南カリフォルニア地域は全米で最大の日本コミュニティーです。日系人が多く住む地区には日系コミュニティセンターがあり、日本語クラスを始め日本文化や伝統を継承するためのクラスが開かれています。ロサンゼルスダウンタウンの近くにあるリトル東京では、1934年から戦中戦後の8年間を除いて毎年8月に「二世週祭」(https://niseiweek.org/jp/)という夏祭りが開かれ、毎年様々な人種の人達が日本文化の展示や武道のデモンストレーション、パレードを観るために集まってきます。また、お祭りではロス地区の日系コミュニティーセンターや団体から選ばれた「二世週クイーンとコート」が紹介されます。2012年~13年には私の次女がコートメンバーとして他のメンバー6人と共に、ロサンゼルスの姉妹都市である名古屋をはじめ、アメリカ国内のホノルル、サンフランシスコ、シアトルの日系コミュニティーに親善訪問させていただきました。その他、一年余の任期の間に約150近くの日系団体の催しに出席して多くの人との出会いがあり、とても貴重な経験をいたしました。次女のスポンサー団体であるパサデナ日系コミュニティーセンターでは歴代のミス・パサデナと私を含む数人の母親たちで「Miss Pasadena JCI」というコミッティーを設立し、毎年新しく選ばれる『ミス・パサデナ』及び「二世週ファウンデーション」をサポートするため、年に3回のファンドレイジングイベントを催して資金集めをしています。

  1. Nanka Wakayama Kenjinkai (南加和歌山県人会)

和歌山県は、全国有数の移住者を送り出した県であり、その海外移住者は広島、沖縄、熊本、山口、福岡に次いで第6位の移民県です。南加和歌山県人会は1911年に発足し、来年で創立110周年を迎えます。

▬▬▬▬▬▬▬▬▬▬

[課題内容]: 本文によると、南加和歌山県人会は何年に発足しましたか。 以下の記録は、本文とは別の出典から取られたものです。

[使用データ]:
▬▬▬▬▬▬▬▬▬▬

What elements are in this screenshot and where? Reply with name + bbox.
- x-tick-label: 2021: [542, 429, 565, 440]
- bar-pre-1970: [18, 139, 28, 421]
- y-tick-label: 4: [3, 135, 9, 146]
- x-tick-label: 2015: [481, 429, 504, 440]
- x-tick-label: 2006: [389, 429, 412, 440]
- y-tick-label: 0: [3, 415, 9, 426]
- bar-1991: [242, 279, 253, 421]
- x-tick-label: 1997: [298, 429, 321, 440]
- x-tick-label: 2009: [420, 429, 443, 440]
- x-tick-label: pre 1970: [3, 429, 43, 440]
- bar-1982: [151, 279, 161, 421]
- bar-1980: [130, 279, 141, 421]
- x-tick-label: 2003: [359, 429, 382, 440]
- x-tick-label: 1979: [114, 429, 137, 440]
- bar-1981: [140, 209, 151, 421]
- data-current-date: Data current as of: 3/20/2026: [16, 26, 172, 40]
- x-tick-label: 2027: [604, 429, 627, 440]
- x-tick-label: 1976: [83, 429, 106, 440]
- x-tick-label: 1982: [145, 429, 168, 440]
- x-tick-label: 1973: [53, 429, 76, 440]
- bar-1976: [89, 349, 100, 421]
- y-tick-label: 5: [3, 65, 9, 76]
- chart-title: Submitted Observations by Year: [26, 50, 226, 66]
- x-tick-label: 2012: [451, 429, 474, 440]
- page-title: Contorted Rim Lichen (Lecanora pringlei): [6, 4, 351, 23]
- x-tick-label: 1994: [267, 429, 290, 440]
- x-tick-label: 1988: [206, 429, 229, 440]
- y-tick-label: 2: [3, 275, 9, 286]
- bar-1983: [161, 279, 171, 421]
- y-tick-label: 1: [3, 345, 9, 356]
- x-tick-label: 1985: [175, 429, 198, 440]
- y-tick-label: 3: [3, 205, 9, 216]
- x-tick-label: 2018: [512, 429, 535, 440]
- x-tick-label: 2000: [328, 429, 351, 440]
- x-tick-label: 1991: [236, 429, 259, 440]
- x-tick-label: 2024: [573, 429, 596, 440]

▬▬▬▬▬▬▬▬▬▬

[解答]: 1911年に発足しました。